#### [What is being asked]
Word for word, quote all of the material, omitting the pictures.

Figure content listings
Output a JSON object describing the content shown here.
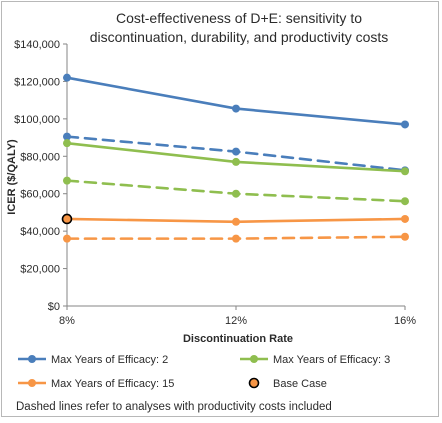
{
  "chart_data": {
    "type": "line",
    "title_lines": [
      "Cost-effectiveness of D+E: sensitivity to",
      "discontinuation, durability, and productivity costs"
    ],
    "xlabel": "Discontinuation Rate",
    "ylabel": "ICER ($/QALY)",
    "categories": [
      "8%",
      "12%",
      "16%"
    ],
    "x": [
      8,
      12,
      16
    ],
    "xlim": [
      8,
      16
    ],
    "ylim": [
      0,
      140000
    ],
    "yticks": [
      0,
      20000,
      40000,
      60000,
      80000,
      100000,
      120000,
      140000
    ],
    "ytick_labels": [
      "$0",
      "$20,000",
      "$40,000",
      "$60,000",
      "$80,000",
      "$100,000",
      "$120,000",
      "$140,000"
    ],
    "series": [
      {
        "name": "Max Years of Efficacy: 2",
        "color": "#4a7ebb",
        "dashed": false,
        "in_legend": true,
        "values": [
          122000,
          105500,
          97000
        ]
      },
      {
        "color": "#4a7ebb",
        "dashed": true,
        "in_legend": false,
        "values": [
          90500,
          82500,
          72500
        ]
      },
      {
        "name": "Max Years of Efficacy: 3",
        "color": "#8fbe4f",
        "dashed": false,
        "in_legend": true,
        "values": [
          87000,
          77000,
          72000
        ]
      },
      {
        "color": "#8fbe4f",
        "dashed": true,
        "in_legend": false,
        "values": [
          67000,
          60000,
          56000
        ]
      },
      {
        "name": "Max Years of Efficacy: 15",
        "color": "#f79646",
        "dashed": false,
        "in_legend": true,
        "values": [
          46500,
          45000,
          46500
        ]
      },
      {
        "color": "#f79646",
        "dashed": true,
        "in_legend": false,
        "values": [
          36000,
          36000,
          37000
        ]
      }
    ],
    "base_case": {
      "name": "Base Case",
      "x": 8,
      "y": 46500,
      "fill": "#f79646",
      "stroke": "#000000"
    },
    "legend_placement": "bottom",
    "grid": false,
    "footnote": "Dashed lines refer to analyses with productivity costs included"
  }
}
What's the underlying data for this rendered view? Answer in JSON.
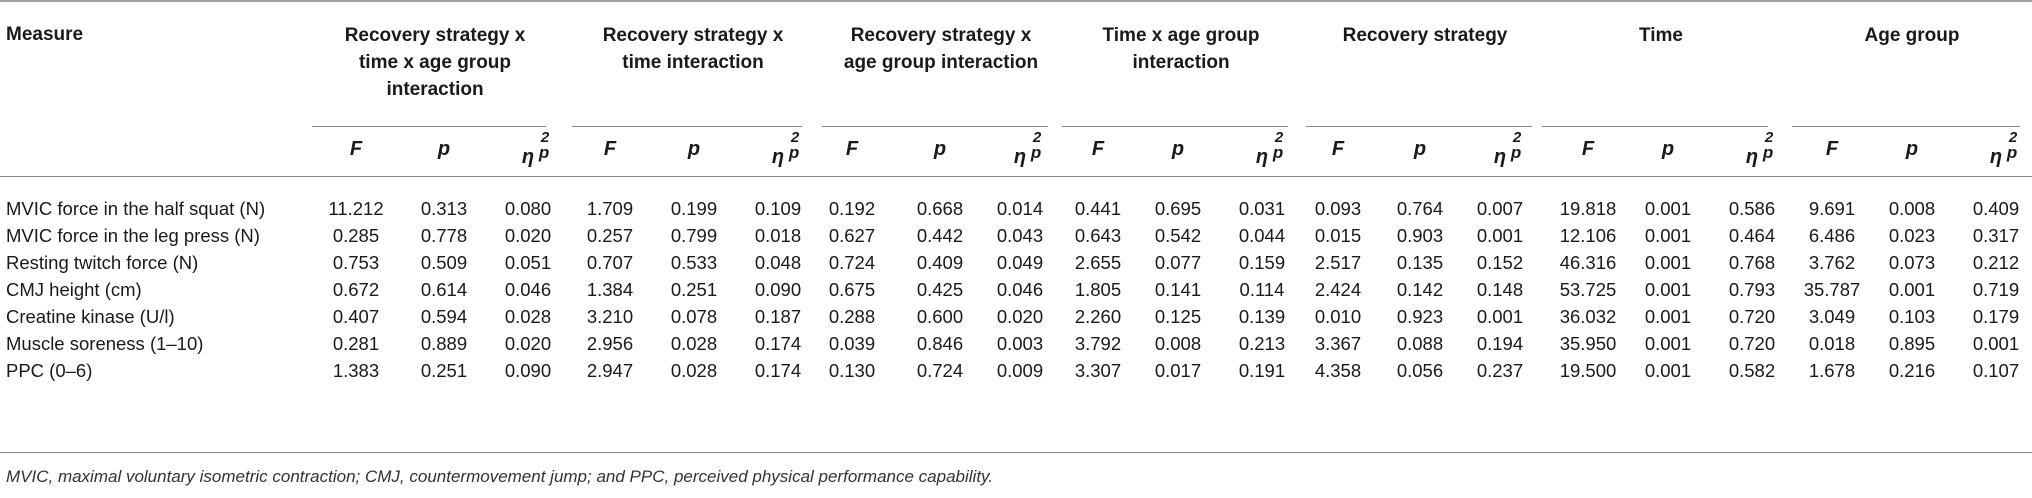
{
  "table": {
    "measure_header": "Measure",
    "groups": [
      {
        "lines": [
          "Recovery strategy x",
          "time x age group",
          "interaction"
        ]
      },
      {
        "lines": [
          "Recovery strategy x",
          "time interaction"
        ]
      },
      {
        "lines": [
          "Recovery strategy x",
          "age group interaction"
        ]
      },
      {
        "lines": [
          "Time x age group",
          "interaction"
        ]
      },
      {
        "lines": [
          "Recovery strategy"
        ]
      },
      {
        "lines": [
          "Time"
        ]
      },
      {
        "lines": [
          "Age group"
        ]
      }
    ],
    "sub_headers": {
      "f": "F",
      "p": "p",
      "eta": "η",
      "eta_sub": "p",
      "eta_sup": "2"
    },
    "rows": [
      {
        "label": "MVIC force in the half squat (N)",
        "values": [
          "11.212",
          "0.313",
          "0.080",
          "1.709",
          "0.199",
          "0.109",
          "0.192",
          "0.668",
          "0.014",
          "0.441",
          "0.695",
          "0.031",
          "0.093",
          "0.764",
          "0.007",
          "19.818",
          "0.001",
          "0.586",
          "9.691",
          "0.008",
          "0.409"
        ]
      },
      {
        "label": "MVIC force in the leg press (N)",
        "values": [
          "0.285",
          "0.778",
          "0.020",
          "0.257",
          "0.799",
          "0.018",
          "0.627",
          "0.442",
          "0.043",
          "0.643",
          "0.542",
          "0.044",
          "0.015",
          "0.903",
          "0.001",
          "12.106",
          "0.001",
          "0.464",
          "6.486",
          "0.023",
          "0.317"
        ]
      },
      {
        "label": "Resting twitch force (N)",
        "values": [
          "0.753",
          "0.509",
          "0.051",
          "0.707",
          "0.533",
          "0.048",
          "0.724",
          "0.409",
          "0.049",
          "2.655",
          "0.077",
          "0.159",
          "2.517",
          "0.135",
          "0.152",
          "46.316",
          "0.001",
          "0.768",
          "3.762",
          "0.073",
          "0.212"
        ]
      },
      {
        "label": "CMJ height (cm)",
        "values": [
          "0.672",
          "0.614",
          "0.046",
          "1.384",
          "0.251",
          "0.090",
          "0.675",
          "0.425",
          "0.046",
          "1.805",
          "0.141",
          "0.114",
          "2.424",
          "0.142",
          "0.148",
          "53.725",
          "0.001",
          "0.793",
          "35.787",
          "0.001",
          "0.719"
        ]
      },
      {
        "label": "Creatine kinase (U/l)",
        "values": [
          "0.407",
          "0.594",
          "0.028",
          "3.210",
          "0.078",
          "0.187",
          "0.288",
          "0.600",
          "0.020",
          "2.260",
          "0.125",
          "0.139",
          "0.010",
          "0.923",
          "0.001",
          "36.032",
          "0.001",
          "0.720",
          "3.049",
          "0.103",
          "0.179"
        ]
      },
      {
        "label": "Muscle soreness (1–10)",
        "values": [
          "0.281",
          "0.889",
          "0.020",
          "2.956",
          "0.028",
          "0.174",
          "0.039",
          "0.846",
          "0.003",
          "3.792",
          "0.008",
          "0.213",
          "3.367",
          "0.088",
          "0.194",
          "35.950",
          "0.001",
          "0.720",
          "0.018",
          "0.895",
          "0.001"
        ]
      },
      {
        "label": "PPC (0–6)",
        "values": [
          "1.383",
          "0.251",
          "0.090",
          "2.947",
          "0.028",
          "0.174",
          "0.130",
          "0.724",
          "0.009",
          "3.307",
          "0.017",
          "0.191",
          "4.358",
          "0.056",
          "0.237",
          "19.500",
          "0.001",
          "0.582",
          "1.678",
          "0.216",
          "0.107"
        ]
      }
    ],
    "footnote": "MVIC, maximal voluntary isometric contraction; CMJ, countermovement jump; and PPC, perceived physical performance capability."
  }
}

#### [Task response]
Output a JSON object describing the content shown here.
{
  "chart_data": {
    "type": "line",
    "title_lines": [
      "Cost-effectiveness of D+E: sensitivity to",
      "discontinuation, durability, and productivity costs"
    ],
    "xlabel": "Discontinuation Rate",
    "ylabel": "ICER ($/QALY)",
    "categories": [
      "8%",
      "12%",
      "16%"
    ],
    "x": [
      8,
      12,
      16
    ],
    "xlim": [
      8,
      16
    ],
    "ylim": [
      0,
      140000
    ],
    "yticks": [
      0,
      20000,
      40000,
      60000,
      80000,
      100000,
      120000,
      140000
    ],
    "ytick_labels": [
      "$0",
      "$20,000",
      "$40,000",
      "$60,000",
      "$80,000",
      "$100,000",
      "$120,000",
      "$140,000"
    ],
    "series": [
      {
        "name": "Max Years of Efficacy: 2",
        "color": "#4a7ebb",
        "dashed": false,
        "in_legend": true,
        "values": [
          122000,
          105500,
          97000
        ]
      },
      {
        "color": "#4a7ebb",
        "dashed": true,
        "in_legend": false,
        "values": [
          90500,
          82500,
          72500
        ]
      },
      {
        "name": "Max Years of Efficacy: 3",
        "color": "#8fbe4f",
        "dashed": false,
        "in_legend": true,
        "values": [
          87000,
          77000,
          72000
        ]
      },
      {
        "color": "#8fbe4f",
        "dashed": true,
        "in_legend": false,
        "values": [
          67000,
          60000,
          56000
        ]
      },
      {
        "name": "Max Years of Efficacy: 15",
        "color": "#f79646",
        "dashed": false,
        "in_legend": true,
        "values": [
          46500,
          45000,
          46500
        ]
      },
      {
        "color": "#f79646",
        "dashed": true,
        "in_legend": false,
        "values": [
          36000,
          36000,
          37000
        ]
      }
    ],
    "base_case": {
      "name": "Base Case",
      "x": 8,
      "y": 46500,
      "fill": "#f79646",
      "stroke": "#000000"
    },
    "legend_placement": "bottom",
    "grid": false,
    "footnote": "Dashed lines refer to analyses with productivity costs included"
  }
}
What's the underlying data for this rendered view? Answer in JSON.
{
  "table": {
    "measure_header": "Measure",
    "groups": [
      {
        "lines": [
          "Recovery strategy x",
          "time x age group",
          "interaction"
        ]
      },
      {
        "lines": [
          "Recovery strategy x",
          "time interaction"
        ]
      },
      {
        "lines": [
          "Recovery strategy x",
          "age group interaction"
        ]
      },
      {
        "lines": [
          "Time x age group",
          "interaction"
        ]
      },
      {
        "lines": [
          "Recovery strategy"
        ]
      },
      {
        "lines": [
          "Time"
        ]
      },
      {
        "lines": [
          "Age group"
        ]
      }
    ],
    "sub_headers": {
      "f": "F",
      "p": "p",
      "eta": "η",
      "eta_sub": "p",
      "eta_sup": "2"
    },
    "rows": [
      {
        "label": "MVIC force in the half squat (N)",
        "values": [
          "11.212",
          "0.313",
          "0.080",
          "1.709",
          "0.199",
          "0.109",
          "0.192",
          "0.668",
          "0.014",
          "0.441",
          "0.695",
          "0.031",
          "0.093",
          "0.764",
          "0.007",
          "19.818",
          "0.001",
          "0.586",
          "9.691",
          "0.008",
          "0.409"
        ]
      },
      {
        "label": "MVIC force in the leg press (N)",
        "values": [
          "0.285",
          "0.778",
          "0.020",
          "0.257",
          "0.799",
          "0.018",
          "0.627",
          "0.442",
          "0.043",
          "0.643",
          "0.542",
          "0.044",
          "0.015",
          "0.903",
          "0.001",
          "12.106",
          "0.001",
          "0.464",
          "6.486",
          "0.023",
          "0.317"
        ]
      },
      {
        "label": "Resting twitch force (N)",
        "values": [
          "0.753",
          "0.509",
          "0.051",
          "0.707",
          "0.533",
          "0.048",
          "0.724",
          "0.409",
          "0.049",
          "2.655",
          "0.077",
          "0.159",
          "2.517",
          "0.135",
          "0.152",
          "46.316",
          "0.001",
          "0.768",
          "3.762",
          "0.073",
          "0.212"
        ]
      },
      {
        "label": "CMJ height (cm)",
        "values": [
          "0.672",
          "0.614",
          "0.046",
          "1.384",
          "0.251",
          "0.090",
          "0.675",
          "0.425",
          "0.046",
          "1.805",
          "0.141",
          "0.114",
          "2.424",
          "0.142",
          "0.148",
          "53.725",
          "0.001",
          "0.793",
          "35.787",
          "0.001",
          "0.719"
        ]
      },
      {
        "label": "Creatine kinase (U/l)",
        "values": [
          "0.407",
          "0.594",
          "0.028",
          "3.210",
          "0.078",
          "0.187",
          "0.288",
          "0.600",
          "0.020",
          "2.260",
          "0.125",
          "0.139",
          "0.010",
          "0.923",
          "0.001",
          "36.032",
          "0.001",
          "0.720",
          "3.049",
          "0.103",
          "0.179"
        ]
      },
      {
        "label": "Muscle soreness (1–10)",
        "values": [
          "0.281",
          "0.889",
          "0.020",
          "2.956",
          "0.028",
          "0.174",
          "0.039",
          "0.846",
          "0.003",
          "3.792",
          "0.008",
          "0.213",
          "3.367",
          "0.088",
          "0.194",
          "35.950",
          "0.001",
          "0.720",
          "0.018",
          "0.895",
          "0.001"
        ]
      },
      {
        "label": "PPC (0–6)",
        "values": [
          "1.383",
          "0.251",
          "0.090",
          "2.947",
          "0.028",
          "0.174",
          "0.130",
          "0.724",
          "0.009",
          "3.307",
          "0.017",
          "0.191",
          "4.358",
          "0.056",
          "0.237",
          "19.500",
          "0.001",
          "0.582",
          "1.678",
          "0.216",
          "0.107"
        ]
      }
    ],
    "footnote": "MVIC, maximal voluntary isometric contraction; CMJ, countermovement jump; and PPC, perceived physical performance capability."
  }
}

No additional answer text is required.